**TASK TO COMPLETE:** Go through the entries below and collect each line with the string "Appliqué" in it.

Data items
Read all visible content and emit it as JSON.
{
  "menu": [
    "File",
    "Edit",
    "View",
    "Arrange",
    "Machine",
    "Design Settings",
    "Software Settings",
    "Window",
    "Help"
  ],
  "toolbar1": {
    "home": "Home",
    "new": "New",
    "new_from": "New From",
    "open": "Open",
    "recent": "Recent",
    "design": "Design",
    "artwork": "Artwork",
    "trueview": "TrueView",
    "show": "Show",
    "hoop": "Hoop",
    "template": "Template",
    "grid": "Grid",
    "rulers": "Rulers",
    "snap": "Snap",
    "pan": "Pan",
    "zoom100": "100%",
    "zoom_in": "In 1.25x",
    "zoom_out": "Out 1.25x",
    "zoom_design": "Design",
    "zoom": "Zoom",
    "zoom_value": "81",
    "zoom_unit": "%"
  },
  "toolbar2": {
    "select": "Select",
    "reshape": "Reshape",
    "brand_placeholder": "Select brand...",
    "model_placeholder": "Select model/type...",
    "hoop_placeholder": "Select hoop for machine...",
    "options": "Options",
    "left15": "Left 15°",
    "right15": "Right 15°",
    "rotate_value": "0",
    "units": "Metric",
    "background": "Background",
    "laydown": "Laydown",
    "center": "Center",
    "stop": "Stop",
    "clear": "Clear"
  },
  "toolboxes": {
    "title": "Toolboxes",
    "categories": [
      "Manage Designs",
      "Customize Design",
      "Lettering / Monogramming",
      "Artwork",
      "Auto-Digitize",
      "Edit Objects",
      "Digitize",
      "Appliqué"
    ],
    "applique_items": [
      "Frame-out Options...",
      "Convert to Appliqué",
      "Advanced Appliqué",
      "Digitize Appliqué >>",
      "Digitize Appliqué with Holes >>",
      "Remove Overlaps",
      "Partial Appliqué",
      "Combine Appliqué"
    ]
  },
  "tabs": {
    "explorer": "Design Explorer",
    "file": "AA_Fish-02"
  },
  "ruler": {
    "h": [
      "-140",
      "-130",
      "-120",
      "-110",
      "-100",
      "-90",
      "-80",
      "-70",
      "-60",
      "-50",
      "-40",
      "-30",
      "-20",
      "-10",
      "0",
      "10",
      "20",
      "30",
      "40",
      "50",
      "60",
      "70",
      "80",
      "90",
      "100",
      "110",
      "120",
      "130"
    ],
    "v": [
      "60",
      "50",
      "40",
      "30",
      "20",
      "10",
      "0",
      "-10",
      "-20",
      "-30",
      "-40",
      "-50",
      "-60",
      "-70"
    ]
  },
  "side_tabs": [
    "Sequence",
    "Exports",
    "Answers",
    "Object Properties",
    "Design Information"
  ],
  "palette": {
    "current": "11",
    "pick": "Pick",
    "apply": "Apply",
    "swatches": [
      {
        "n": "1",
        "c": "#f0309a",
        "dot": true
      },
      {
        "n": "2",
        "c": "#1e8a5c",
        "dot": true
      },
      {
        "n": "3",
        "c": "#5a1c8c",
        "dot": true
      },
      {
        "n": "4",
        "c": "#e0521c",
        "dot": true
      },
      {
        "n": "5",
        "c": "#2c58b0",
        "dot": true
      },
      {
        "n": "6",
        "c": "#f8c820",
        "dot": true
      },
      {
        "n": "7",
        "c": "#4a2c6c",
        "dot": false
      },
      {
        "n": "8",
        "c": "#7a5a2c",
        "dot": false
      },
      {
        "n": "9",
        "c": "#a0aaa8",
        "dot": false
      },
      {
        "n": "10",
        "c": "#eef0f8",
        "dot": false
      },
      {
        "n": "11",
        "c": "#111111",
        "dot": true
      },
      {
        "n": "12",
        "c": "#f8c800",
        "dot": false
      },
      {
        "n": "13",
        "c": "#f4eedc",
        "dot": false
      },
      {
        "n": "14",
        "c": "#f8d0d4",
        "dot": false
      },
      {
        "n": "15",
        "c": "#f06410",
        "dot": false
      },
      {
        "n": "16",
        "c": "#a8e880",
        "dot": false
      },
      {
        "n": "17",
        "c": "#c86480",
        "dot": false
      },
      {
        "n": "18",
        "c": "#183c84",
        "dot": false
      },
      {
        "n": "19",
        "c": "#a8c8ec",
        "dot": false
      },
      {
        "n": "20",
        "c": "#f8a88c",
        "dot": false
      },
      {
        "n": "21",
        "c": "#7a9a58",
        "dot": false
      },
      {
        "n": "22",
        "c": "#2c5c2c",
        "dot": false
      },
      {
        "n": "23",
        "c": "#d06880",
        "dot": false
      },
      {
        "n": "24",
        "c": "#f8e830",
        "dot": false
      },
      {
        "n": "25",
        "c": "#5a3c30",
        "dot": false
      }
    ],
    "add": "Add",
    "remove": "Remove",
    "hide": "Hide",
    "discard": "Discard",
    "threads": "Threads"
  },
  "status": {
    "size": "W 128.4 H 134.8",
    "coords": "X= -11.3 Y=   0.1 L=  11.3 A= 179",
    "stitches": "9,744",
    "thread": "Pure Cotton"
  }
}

**CORRECT ANSWER:**
      "Appliqué"
      "Convert to Appliqué",
      "Advanced Appliqué",
      "Digitize Appliqué >>",
      "Digitize Appliqué with Holes >>",
      "Partial Appliqué",
      "Combine Appliqué"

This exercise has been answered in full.